● TO BE DONE
Pictures excluded, copy word for word the lines from the one holding "Extract all readable text from this page." through the last line below.

=-=-=

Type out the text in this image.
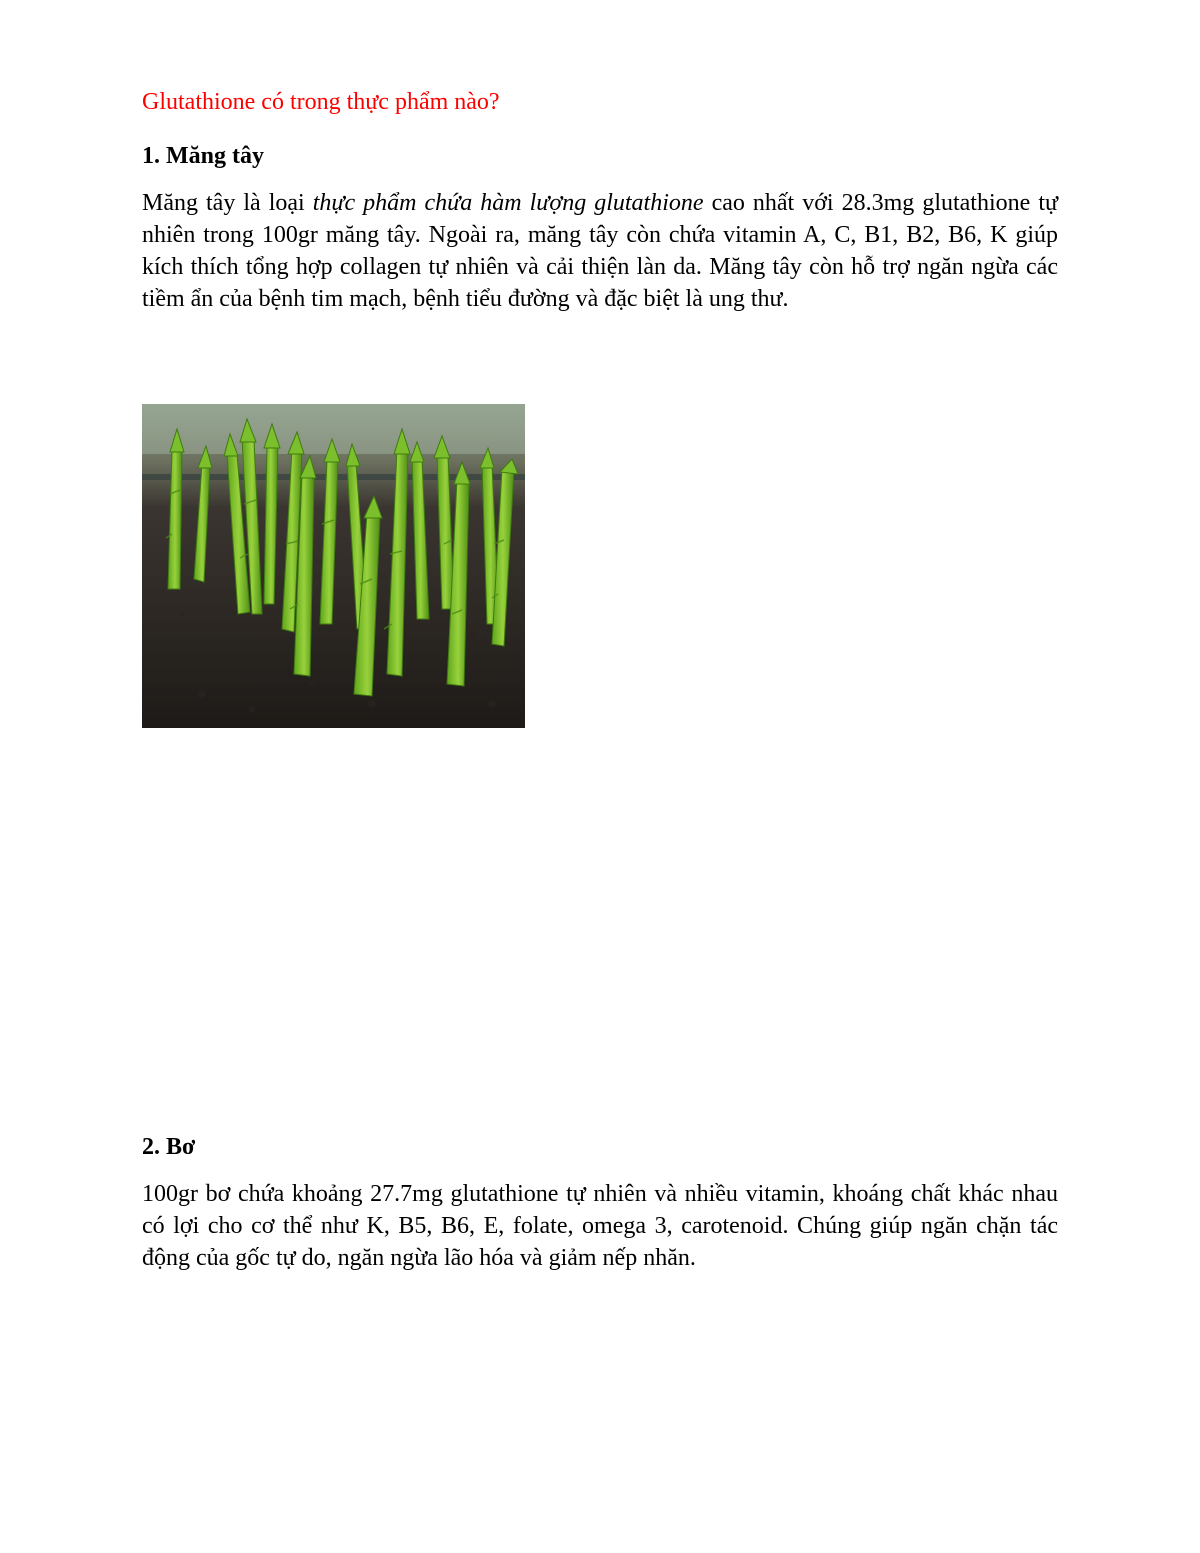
Glutathione có trong thực phẩm nào?
1. Măng tây

Măng tây là loại thực phẩm chứa hàm lượng glutathione cao nhất với 28.3mg glutathione tự nhiên trong 100gr măng tây. Ngoài ra, măng tây còn chứa vitamin A, C, B1, B2, B6, K giúp kích thích tổng hợp collagen tự nhiên và cải thiện làn da. Măng tây còn hỗ trợ ngăn ngừa các tiềm ẩn của bệnh tim mạch, bệnh tiểu đường và đặc biệt là ung thư.

2. Bơ

100gr bơ chứa khoảng 27.7mg glutathione tự nhiên và nhiều vitamin, khoáng chất khác nhau có lợi cho cơ thể như K, B5, B6, E, folate, omega 3, carotenoid. Chúng giúp ngăn chặn tác động của gốc tự do, ngăn ngừa lão hóa và giảm nếp nhăn.
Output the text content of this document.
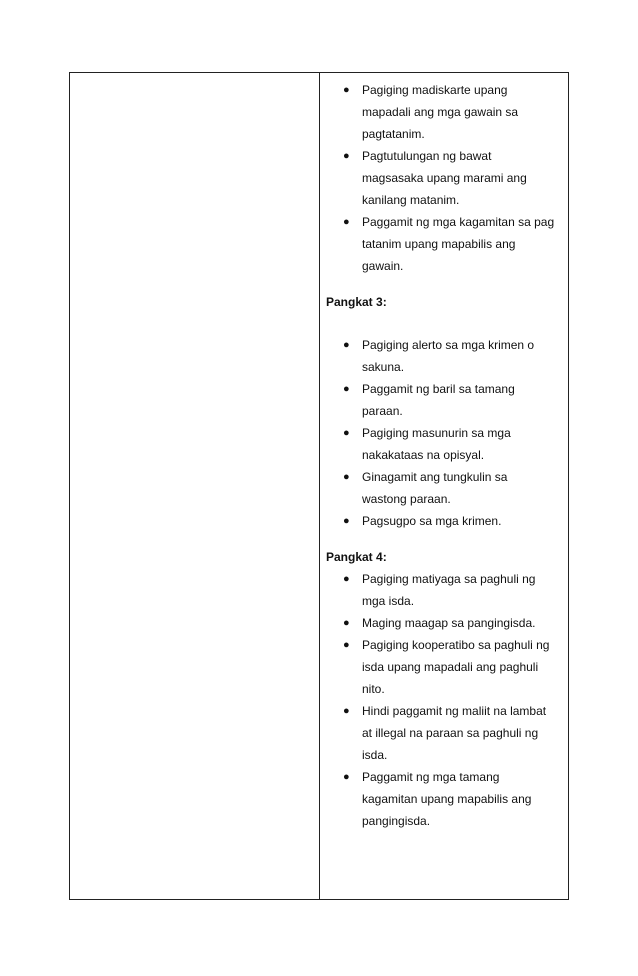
● Pagiging madiskarte upang
mapadali ang mga gawain sa
pagtatanim.
● Pagtutulungan ng bawat
magsasaka upang marami ang
kanilang matanim.
● Paggamit ng mga kagamitan sa pag
tatanim upang mapabilis ang
gawain.

Pangkat 3:

● Pagiging alerto sa mga krimen o
sakuna.
● Paggamit ng baril sa tamang
paraan.
● Pagiging masunurin sa mga
nakakataas na opisyal.
● Ginagamit ang tungkulin sa
wastong paraan.
● Pagsugpo sa mga krimen.

Pangkat 4:

● Pagiging matiyaga sa paghuli ng
mga isda.
● Maging maagap sa pangingisda.
● Pagiging kooperatibo sa paghuli ng
isda upang mapadali ang paghuli
nito.
● Hindi paggamit ng maliit na lambat
at illegal na paraan sa paghuli ng
isda.
● Paggamit ng mga tamang
kagamitan upang mapabilis ang
pangingisda.
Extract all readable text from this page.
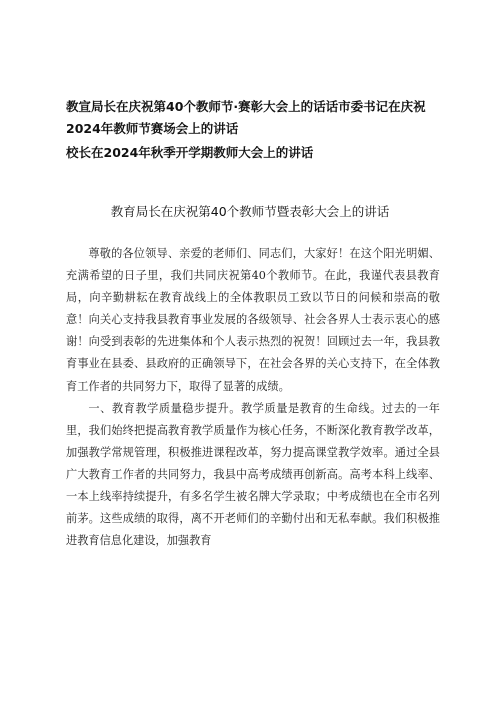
教宣局长在庆祝第40个教师节·赛彰大会上的话话市委书记在庆祝2024年教师节赛场会上的讲话
校长在2024年秋季开学期教师大会上的讲话
教育局长在庆祝第40个教师节暨表彰大会上的讲话

尊敬的各位领导、亲爱的老师们、同志们，大家好！在这个阳光明媚、充满希望的日子里，我们共同庆祝第40个教师节。在此，我谨代表县教育局，向辛勤耕耘在教育战线上的全体教职员工致以节日的问候和崇高的敬意！向关心支持我县教育事业发展的各级领导、社会各界人士表示衷心的感谢！向受到表彰的先进集体和个人表示热烈的祝贺！回顾过去一年，我县教育事业在县委、县政府的正确领导下，在社会各界的关心支持下，在全体教育工作者的共同努力下，取得了显著的成绩。

一、教育教学质量稳步提升。教学质量是教育的生命线。过去的一年里，我们始终把提高教育教学质量作为核心任务，不断深化教育教学改革，加强教学常规管理，积极推进课程改革，努力提高课堂教学效率。通过全县广大教育工作者的共同努力，我县中高考成绩再创新高。高考本科上线率、一本上线率持续提升，有多名学生被名牌大学录取；中考成绩也在全市名列前茅。这些成绩的取得，离不开老师们的辛勤付出和无私奉献。我们积极推进教育信息化建设，加强教育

=-=-=

● RESULT OF THE EXERCISE
Extract all readable text from this page.
教宣局长在庆祝第40个教师节·赛彰大会上的话话市委书记在庆祝2024年教师节赛场会上的讲话
校长在2024年秋季开学期教师大会上的讲话
教育局长在庆祝第40个教师节暨表彰大会上的讲话

尊敬的各位领导、亲爱的老师们、同志们，大家好！在这个阳光明媚、充满希望的日子里，我们共同庆祝第40个教师节。在此，我谨代表县教育局，向辛勤耕耘在教育战线上的全体教职员工致以节日的问候和崇高的敬意！向关心支持我县教育事业发展的各级领导、社会各界人士表示衷心的感谢！向受到表彰的先进集体和个人表示热烈的祝贺！回顾过去一年，我县教育事业在县委、县政府的正确领导下，在社会各界的关心支持下，在全体教育工作者的共同努力下，取得了显著的成绩。

一、教育教学质量稳步提升。教学质量是教育的生命线。过去的一年里，我们始终把提高教育教学质量作为核心任务，不断深化教育教学改革，加强教学常规管理，积极推进课程改革，努力提高课堂教学效率。通过全县广大教育工作者的共同努力，我县中高考成绩再创新高。高考本科上线率、一本上线率持续提升，有多名学生被名牌大学录取；中考成绩也在全市名列前茅。这些成绩的取得，离不开老师们的辛勤付出和无私奉献。我们积极推进教育信息化建设，加强教育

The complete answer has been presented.